--- START OF DATASET ROWS ---

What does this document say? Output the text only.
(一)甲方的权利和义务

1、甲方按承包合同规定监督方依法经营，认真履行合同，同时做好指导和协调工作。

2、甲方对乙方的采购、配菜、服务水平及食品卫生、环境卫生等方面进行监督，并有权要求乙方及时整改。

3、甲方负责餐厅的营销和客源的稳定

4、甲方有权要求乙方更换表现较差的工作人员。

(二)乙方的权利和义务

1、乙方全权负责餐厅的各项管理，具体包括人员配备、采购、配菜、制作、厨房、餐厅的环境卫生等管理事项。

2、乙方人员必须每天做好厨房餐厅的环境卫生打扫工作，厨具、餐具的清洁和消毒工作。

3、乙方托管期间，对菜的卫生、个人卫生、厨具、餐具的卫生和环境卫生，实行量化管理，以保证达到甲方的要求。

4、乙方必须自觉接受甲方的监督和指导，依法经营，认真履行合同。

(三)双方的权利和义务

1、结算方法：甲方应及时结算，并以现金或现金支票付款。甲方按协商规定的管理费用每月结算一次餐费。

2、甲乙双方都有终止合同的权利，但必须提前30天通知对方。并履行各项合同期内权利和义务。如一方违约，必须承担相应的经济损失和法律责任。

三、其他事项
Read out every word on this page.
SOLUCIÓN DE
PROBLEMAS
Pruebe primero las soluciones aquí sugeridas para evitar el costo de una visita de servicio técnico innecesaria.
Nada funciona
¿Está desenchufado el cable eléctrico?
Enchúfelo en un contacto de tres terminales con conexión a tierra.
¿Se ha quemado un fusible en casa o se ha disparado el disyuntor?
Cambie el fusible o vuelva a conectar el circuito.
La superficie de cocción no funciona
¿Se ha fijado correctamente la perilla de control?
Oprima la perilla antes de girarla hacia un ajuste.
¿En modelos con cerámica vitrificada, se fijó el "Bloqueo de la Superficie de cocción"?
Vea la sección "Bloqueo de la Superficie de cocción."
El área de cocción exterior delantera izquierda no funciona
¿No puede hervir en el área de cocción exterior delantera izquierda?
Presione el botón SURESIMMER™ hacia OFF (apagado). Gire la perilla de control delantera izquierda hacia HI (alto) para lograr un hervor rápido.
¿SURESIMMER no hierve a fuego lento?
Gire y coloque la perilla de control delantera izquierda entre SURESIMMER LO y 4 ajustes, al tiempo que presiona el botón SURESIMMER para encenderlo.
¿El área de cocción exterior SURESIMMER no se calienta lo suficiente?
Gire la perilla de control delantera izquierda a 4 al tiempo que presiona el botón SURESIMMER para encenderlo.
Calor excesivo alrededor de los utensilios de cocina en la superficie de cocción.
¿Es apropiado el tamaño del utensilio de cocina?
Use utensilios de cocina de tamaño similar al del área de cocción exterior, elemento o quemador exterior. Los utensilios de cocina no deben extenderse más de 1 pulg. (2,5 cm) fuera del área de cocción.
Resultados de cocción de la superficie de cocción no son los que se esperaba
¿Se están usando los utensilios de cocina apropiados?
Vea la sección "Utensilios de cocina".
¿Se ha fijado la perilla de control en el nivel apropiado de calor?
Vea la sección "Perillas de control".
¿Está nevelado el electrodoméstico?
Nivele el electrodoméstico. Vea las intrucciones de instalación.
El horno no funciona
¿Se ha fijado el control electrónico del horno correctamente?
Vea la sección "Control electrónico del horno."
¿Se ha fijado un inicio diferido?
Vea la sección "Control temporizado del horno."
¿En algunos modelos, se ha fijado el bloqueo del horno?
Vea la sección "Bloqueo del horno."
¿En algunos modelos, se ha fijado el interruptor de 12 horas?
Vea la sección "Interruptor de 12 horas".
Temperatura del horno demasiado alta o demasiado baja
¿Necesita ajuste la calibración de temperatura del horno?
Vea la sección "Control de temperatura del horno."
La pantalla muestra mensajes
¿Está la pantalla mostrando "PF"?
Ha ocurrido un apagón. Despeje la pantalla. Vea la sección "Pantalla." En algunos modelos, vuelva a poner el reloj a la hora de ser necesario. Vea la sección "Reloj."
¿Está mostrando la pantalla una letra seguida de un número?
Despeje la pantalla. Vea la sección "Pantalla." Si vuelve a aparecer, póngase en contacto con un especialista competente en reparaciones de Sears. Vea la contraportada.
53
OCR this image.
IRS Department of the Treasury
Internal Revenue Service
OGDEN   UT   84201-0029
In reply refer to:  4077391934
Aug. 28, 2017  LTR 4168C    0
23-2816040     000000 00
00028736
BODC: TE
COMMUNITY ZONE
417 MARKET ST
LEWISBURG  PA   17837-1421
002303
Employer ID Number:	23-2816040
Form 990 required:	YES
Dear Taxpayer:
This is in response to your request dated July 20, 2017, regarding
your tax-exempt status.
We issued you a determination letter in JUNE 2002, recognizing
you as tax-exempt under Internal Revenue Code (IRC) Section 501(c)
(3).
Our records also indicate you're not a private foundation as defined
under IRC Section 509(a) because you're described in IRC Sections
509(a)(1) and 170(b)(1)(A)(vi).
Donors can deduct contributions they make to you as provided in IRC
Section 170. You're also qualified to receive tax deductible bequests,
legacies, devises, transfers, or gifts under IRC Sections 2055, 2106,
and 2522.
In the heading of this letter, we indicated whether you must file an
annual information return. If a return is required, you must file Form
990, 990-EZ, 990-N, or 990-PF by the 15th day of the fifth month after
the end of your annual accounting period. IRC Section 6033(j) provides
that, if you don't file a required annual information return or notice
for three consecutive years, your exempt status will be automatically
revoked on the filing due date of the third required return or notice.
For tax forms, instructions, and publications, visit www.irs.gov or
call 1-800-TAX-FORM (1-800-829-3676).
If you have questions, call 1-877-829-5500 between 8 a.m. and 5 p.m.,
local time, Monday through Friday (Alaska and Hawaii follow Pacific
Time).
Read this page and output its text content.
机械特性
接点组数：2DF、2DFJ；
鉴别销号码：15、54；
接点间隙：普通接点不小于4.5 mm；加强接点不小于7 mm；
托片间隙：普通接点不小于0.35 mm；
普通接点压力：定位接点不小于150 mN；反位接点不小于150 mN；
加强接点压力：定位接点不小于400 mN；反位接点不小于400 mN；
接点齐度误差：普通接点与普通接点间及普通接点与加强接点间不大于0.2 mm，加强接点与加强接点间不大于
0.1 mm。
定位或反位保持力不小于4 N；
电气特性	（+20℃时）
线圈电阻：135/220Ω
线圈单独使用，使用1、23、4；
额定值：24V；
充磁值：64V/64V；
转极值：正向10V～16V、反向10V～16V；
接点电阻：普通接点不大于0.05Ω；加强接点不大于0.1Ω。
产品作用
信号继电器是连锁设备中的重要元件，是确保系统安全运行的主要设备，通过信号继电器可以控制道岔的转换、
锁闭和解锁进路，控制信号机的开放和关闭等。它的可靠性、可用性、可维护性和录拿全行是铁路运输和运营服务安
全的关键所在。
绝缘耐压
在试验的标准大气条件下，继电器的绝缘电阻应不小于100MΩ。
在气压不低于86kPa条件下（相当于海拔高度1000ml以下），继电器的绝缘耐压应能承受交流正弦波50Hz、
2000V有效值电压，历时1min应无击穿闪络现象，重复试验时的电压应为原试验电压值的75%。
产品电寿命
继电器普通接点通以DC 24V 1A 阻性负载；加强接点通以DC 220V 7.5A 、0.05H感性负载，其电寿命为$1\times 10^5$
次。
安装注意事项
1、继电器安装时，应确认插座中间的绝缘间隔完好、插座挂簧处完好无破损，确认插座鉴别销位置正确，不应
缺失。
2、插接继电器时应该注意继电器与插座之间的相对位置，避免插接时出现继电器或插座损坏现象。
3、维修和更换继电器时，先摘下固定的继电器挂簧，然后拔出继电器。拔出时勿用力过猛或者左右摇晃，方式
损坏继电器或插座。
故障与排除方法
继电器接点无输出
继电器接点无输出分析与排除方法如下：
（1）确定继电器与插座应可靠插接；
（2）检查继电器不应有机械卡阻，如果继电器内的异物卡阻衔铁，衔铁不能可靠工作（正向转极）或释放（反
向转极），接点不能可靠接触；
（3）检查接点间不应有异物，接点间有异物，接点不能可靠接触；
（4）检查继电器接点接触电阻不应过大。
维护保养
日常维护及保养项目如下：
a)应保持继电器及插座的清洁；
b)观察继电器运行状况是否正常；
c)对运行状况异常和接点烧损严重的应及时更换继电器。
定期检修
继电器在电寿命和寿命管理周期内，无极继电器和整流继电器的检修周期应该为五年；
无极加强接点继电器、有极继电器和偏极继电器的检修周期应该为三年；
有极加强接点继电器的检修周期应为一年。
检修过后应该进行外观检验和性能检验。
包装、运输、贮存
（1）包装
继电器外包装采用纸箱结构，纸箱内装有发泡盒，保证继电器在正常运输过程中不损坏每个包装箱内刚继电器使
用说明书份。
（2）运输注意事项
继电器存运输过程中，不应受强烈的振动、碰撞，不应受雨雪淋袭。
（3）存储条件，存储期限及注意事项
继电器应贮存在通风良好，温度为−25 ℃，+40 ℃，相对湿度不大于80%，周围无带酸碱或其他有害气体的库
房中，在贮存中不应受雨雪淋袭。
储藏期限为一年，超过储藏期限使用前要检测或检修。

--- END OF DATASET ROWS ---

● **INSTRUCTIONS FOR THE TASK**: Using the listing above, pull out all lines that hold the word "cocina".

● **RESPONSE TO THIS EXERCISE**:
Calor excesivo alrededor de los utensilios de cocina en la superficie de cocción.
¿Es apropiado el tamaño del utensilio de cocina?
Use utensilios de cocina de tamaño similar al del área de cocción exterior, elemento o quemador exterior. Los utensilios de cocina no deben extenderse más de 1 pulg. (2,5 cm) fuera del área de cocción.
¿Se están usando los utensilios de cocina apropiados?
Vea la sección "Utensilios de cocina".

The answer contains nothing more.